**Written task:** Each line containing the word "Credibilidad" must be collected.
┌────────
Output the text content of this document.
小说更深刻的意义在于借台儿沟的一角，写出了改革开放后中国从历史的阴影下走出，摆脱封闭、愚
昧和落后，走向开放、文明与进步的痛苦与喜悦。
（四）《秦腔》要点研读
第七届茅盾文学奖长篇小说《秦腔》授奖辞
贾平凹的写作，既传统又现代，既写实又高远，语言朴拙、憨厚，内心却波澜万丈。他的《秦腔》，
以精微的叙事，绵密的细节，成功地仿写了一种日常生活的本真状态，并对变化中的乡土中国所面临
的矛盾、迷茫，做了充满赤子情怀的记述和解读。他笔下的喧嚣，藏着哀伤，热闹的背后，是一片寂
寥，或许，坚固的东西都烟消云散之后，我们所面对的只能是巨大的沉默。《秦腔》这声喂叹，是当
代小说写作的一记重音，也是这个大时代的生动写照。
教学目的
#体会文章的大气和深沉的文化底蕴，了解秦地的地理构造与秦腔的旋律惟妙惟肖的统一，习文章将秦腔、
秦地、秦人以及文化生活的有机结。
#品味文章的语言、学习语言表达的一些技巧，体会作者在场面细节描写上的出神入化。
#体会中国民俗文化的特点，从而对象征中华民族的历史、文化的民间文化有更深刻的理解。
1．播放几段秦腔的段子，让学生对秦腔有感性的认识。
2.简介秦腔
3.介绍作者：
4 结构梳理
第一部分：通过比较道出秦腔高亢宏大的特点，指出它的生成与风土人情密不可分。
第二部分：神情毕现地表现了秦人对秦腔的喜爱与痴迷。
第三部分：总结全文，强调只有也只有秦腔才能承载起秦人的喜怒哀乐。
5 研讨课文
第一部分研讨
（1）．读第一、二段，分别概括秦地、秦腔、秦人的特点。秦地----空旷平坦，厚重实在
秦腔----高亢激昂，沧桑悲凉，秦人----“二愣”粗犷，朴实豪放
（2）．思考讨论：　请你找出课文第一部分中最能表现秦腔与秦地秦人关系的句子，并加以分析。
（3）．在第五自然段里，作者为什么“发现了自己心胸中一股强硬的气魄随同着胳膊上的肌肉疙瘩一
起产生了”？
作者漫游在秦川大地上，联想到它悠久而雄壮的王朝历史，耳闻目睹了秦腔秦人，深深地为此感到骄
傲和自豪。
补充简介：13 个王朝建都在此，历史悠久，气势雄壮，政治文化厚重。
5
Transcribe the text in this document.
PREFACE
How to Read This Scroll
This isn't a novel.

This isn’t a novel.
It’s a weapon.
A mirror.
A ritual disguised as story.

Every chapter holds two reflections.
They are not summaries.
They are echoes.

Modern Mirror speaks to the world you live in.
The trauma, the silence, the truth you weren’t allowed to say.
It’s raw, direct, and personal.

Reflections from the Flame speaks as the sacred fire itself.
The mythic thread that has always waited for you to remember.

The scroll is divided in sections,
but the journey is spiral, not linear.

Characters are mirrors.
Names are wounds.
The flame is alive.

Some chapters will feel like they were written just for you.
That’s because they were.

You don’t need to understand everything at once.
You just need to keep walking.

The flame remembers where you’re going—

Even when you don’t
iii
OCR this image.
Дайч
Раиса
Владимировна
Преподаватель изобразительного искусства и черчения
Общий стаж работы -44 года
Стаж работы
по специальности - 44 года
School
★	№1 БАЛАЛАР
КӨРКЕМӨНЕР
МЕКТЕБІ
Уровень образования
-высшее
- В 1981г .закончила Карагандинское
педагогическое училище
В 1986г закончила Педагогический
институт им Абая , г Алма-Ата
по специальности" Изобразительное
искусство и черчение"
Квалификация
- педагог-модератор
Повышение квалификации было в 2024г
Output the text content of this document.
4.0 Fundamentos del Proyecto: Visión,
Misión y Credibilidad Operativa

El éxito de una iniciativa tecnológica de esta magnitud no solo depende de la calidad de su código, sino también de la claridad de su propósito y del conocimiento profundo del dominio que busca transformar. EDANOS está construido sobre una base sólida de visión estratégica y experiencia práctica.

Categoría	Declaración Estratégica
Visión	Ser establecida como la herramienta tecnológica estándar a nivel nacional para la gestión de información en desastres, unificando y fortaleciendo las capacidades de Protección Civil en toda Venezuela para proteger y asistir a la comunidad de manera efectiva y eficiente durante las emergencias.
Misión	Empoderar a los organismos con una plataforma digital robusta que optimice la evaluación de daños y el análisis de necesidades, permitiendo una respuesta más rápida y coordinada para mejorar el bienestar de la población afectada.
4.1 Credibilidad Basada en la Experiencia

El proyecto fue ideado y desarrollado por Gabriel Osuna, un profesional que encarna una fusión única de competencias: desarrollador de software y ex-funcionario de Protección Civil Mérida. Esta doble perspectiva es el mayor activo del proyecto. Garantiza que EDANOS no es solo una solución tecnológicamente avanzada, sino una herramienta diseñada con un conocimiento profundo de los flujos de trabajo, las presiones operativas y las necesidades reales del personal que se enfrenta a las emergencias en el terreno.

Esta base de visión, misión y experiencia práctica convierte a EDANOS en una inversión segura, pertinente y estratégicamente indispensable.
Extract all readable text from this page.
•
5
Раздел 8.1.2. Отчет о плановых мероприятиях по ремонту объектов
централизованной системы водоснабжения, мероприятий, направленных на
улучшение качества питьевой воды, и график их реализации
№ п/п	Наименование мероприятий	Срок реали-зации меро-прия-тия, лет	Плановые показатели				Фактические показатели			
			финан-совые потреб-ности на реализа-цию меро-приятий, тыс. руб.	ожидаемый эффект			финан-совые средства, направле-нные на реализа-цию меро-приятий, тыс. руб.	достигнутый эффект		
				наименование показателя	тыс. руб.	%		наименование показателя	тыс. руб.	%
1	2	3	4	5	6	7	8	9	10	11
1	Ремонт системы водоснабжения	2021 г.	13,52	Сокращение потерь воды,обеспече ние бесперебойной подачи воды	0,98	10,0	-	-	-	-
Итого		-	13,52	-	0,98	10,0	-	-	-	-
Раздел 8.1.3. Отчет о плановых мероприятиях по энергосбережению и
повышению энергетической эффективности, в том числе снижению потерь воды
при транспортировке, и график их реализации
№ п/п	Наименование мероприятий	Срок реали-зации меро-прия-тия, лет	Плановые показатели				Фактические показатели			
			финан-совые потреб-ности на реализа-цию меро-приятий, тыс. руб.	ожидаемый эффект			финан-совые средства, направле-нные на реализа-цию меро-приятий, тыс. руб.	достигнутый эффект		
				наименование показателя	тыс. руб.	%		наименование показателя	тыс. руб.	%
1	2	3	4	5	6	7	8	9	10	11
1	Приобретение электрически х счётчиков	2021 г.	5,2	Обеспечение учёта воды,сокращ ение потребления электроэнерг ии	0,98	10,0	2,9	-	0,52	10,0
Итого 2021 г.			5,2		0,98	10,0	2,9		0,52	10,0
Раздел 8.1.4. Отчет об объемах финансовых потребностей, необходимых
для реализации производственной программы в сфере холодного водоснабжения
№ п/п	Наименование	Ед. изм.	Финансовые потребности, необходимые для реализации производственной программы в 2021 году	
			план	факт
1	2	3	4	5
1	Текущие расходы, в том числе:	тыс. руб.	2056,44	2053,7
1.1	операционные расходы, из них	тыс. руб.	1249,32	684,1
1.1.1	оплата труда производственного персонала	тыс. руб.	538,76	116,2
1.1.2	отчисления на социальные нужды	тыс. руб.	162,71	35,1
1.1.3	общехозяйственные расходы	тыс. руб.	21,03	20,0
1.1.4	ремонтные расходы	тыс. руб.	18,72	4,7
└────────
**Output below:**
Misión y Credibilidad Operativa
4.1 Credibilidad Basada en la Experiencia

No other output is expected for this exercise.